Task brief: In the entries below, find the lines that contain the word "programs" and copy them.
══ Rows ══
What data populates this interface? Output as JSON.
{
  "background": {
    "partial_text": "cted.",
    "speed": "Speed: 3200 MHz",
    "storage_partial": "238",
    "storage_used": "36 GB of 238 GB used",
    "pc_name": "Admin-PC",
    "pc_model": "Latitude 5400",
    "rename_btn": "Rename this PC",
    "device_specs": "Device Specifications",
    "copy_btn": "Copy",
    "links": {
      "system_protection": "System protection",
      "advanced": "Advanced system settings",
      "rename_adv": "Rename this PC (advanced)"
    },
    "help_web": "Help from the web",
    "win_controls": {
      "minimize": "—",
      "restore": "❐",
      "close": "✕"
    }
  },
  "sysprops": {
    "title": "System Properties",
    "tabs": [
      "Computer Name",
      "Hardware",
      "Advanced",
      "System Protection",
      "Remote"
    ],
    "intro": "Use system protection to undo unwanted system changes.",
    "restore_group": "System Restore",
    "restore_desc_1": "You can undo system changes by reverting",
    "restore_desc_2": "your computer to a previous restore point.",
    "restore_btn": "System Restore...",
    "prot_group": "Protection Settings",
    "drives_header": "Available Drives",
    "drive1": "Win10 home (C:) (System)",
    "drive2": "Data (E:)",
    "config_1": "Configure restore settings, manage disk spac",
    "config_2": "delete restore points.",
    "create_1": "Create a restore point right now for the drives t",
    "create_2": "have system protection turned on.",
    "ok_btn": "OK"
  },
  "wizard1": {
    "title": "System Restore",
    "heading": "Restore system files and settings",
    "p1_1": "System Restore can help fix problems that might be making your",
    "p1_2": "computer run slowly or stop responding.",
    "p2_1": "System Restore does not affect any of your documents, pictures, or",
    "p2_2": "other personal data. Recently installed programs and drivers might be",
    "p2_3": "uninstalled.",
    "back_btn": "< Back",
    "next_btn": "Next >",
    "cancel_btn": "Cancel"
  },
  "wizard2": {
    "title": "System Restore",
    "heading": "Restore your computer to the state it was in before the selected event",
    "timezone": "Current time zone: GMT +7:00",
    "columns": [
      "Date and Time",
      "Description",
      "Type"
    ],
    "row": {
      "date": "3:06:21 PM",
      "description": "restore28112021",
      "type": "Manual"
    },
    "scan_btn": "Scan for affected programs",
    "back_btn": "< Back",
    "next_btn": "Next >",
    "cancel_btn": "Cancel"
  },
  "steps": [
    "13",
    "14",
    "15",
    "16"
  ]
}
═══
══ Rows ══
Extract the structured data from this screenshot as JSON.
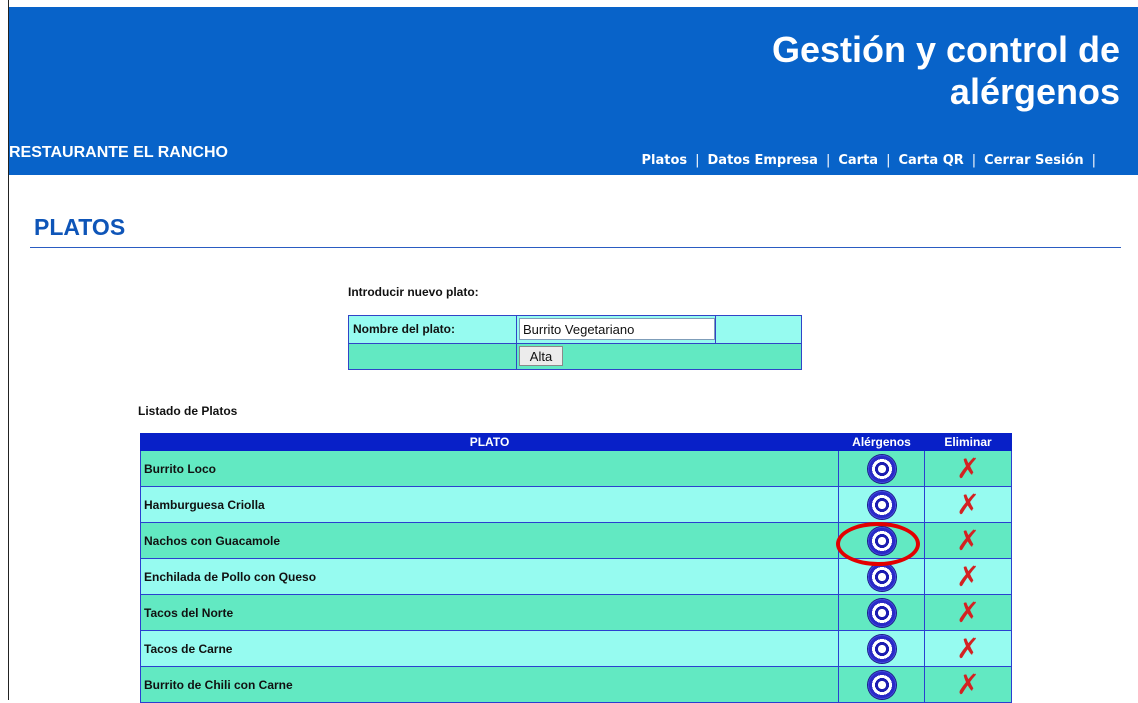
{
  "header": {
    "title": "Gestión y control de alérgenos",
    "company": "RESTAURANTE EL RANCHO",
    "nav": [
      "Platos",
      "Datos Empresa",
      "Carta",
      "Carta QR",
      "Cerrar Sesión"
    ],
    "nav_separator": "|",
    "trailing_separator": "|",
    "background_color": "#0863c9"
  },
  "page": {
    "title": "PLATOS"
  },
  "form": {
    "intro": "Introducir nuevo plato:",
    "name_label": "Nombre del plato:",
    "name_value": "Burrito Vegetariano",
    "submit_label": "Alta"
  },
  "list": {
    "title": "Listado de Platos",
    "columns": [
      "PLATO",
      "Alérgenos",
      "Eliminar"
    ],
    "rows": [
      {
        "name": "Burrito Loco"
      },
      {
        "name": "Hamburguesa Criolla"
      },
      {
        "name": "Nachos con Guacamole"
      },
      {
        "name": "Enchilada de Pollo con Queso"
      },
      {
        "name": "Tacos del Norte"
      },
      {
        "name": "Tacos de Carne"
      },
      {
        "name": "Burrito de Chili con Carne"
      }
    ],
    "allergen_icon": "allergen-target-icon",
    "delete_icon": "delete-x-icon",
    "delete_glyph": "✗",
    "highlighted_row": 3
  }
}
═══
Answer in full:
    "p2_2": "other personal data. Recently installed programs and drivers might be",
    "scan_btn": "Scan for affected programs",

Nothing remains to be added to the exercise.